***** RECORDED INFORMATION
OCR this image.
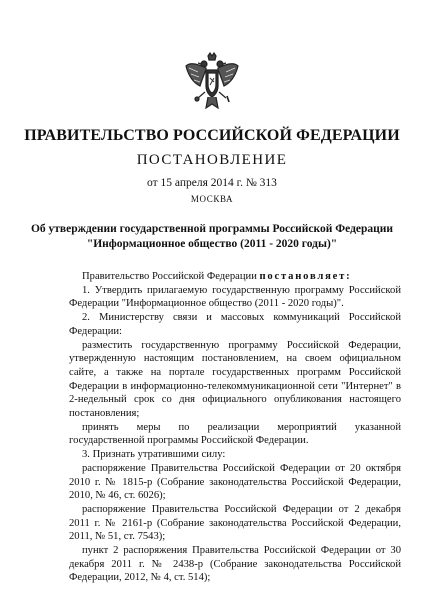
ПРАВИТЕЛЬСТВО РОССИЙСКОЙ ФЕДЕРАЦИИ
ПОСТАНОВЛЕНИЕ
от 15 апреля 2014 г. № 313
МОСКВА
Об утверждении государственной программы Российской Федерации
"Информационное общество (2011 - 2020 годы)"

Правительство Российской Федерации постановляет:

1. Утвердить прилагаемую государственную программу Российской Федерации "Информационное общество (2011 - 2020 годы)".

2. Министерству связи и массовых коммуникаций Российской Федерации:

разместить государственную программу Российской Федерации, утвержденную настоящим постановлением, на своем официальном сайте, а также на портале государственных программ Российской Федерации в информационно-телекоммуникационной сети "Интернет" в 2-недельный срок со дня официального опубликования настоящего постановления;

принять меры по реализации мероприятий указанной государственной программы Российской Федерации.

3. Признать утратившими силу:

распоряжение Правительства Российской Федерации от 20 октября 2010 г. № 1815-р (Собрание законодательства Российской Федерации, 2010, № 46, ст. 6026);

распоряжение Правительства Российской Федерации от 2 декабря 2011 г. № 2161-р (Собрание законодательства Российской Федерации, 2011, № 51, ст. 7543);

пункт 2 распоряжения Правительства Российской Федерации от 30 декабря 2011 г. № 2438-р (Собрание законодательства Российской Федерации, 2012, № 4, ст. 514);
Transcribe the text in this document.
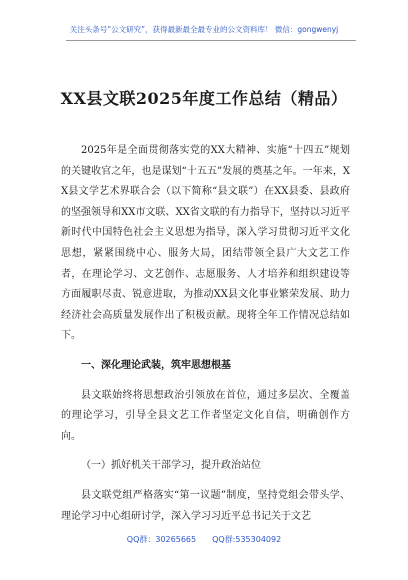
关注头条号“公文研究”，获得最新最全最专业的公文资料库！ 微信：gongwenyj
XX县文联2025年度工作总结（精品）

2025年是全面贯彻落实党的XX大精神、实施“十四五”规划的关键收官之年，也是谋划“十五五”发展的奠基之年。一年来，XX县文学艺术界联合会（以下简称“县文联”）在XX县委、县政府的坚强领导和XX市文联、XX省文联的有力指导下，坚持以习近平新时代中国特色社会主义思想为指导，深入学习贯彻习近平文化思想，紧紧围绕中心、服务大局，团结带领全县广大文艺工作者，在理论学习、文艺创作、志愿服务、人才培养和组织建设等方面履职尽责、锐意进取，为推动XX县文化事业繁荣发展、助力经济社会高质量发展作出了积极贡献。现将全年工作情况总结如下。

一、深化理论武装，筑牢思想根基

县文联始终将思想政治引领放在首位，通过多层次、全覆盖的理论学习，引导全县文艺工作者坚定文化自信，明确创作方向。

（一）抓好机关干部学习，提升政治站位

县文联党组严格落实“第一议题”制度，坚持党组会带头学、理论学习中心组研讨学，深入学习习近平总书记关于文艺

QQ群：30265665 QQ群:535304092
**********
Strip the images and reproduce the remaining records precisely.

REPLY TO THE EXERCISE |
OCR this image.
ПРАВИТЕЛЬСТВО РОССИЙСКОЙ ФЕДЕРАЦИИ
ПОСТАНОВЛЕНИЕ
от 15 апреля 2014 г. № 313
МОСКВА
Об утверждении государственной программы Российской Федерации
"Информационное общество (2011 - 2020 годы)"

Правительство Российской Федерации постановляет:

1. Утвердить прилагаемую государственную программу Российской Федерации "Информационное общество (2011 - 2020 годы)".

2. Министерству связи и массовых коммуникаций Российской Федерации:

разместить государственную программу Российской Федерации, утвержденную настоящим постановлением, на своем официальном сайте, а также на портале государственных программ Российской Федерации в информационно-телекоммуникационной сети "Интернет" в 2-недельный срок со дня официального опубликования настоящего постановления;

принять меры по реализации мероприятий указанной государственной программы Российской Федерации.

3. Признать утратившими силу:

распоряжение Правительства Российской Федерации от 20 октября 2010 г. № 1815-р (Собрание законодательства Российской Федерации, 2010, № 46, ст. 6026);

распоряжение Правительства Российской Федерации от 2 декабря 2011 г. № 2161-р (Собрание законодательства Российской Федерации, 2011, № 51, ст. 7543);

пункт 2 распоряжения Правительства Российской Федерации от 30 декабря 2011 г. № 2438-р (Собрание законодательства Российской Федерации, 2012, № 4, ст. 514);
Transcribe the text in this document.
关注头条号“公文研究”，获得最新最全最专业的公文资料库！ 微信：gongwenyj
XX县文联2025年度工作总结（精品）

2025年是全面贯彻落实党的XX大精神、实施“十四五”规划的关键收官之年，也是谋划“十五五”发展的奠基之年。一年来，XX县文学艺术界联合会（以下简称“县文联”）在XX县委、县政府的坚强领导和XX市文联、XX省文联的有力指导下，坚持以习近平新时代中国特色社会主义思想为指导，深入学习贯彻习近平文化思想，紧紧围绕中心、服务大局，团结带领全县广大文艺工作者，在理论学习、文艺创作、志愿服务、人才培养和组织建设等方面履职尽责、锐意进取，为推动XX县文化事业繁荣发展、助力经济社会高质量发展作出了积极贡献。现将全年工作情况总结如下。

一、深化理论武装，筑牢思想根基

县文联始终将思想政治引领放在首位，通过多层次、全覆盖的理论学习，引导全县文艺工作者坚定文化自信，明确创作方向。

（一）抓好机关干部学习，提升政治站位

县文联党组严格落实“第一议题”制度，坚持党组会带头学、理论学习中心组研讨学，深入学习习近平总书记关于文艺

QQ群：30265665 QQ群:535304092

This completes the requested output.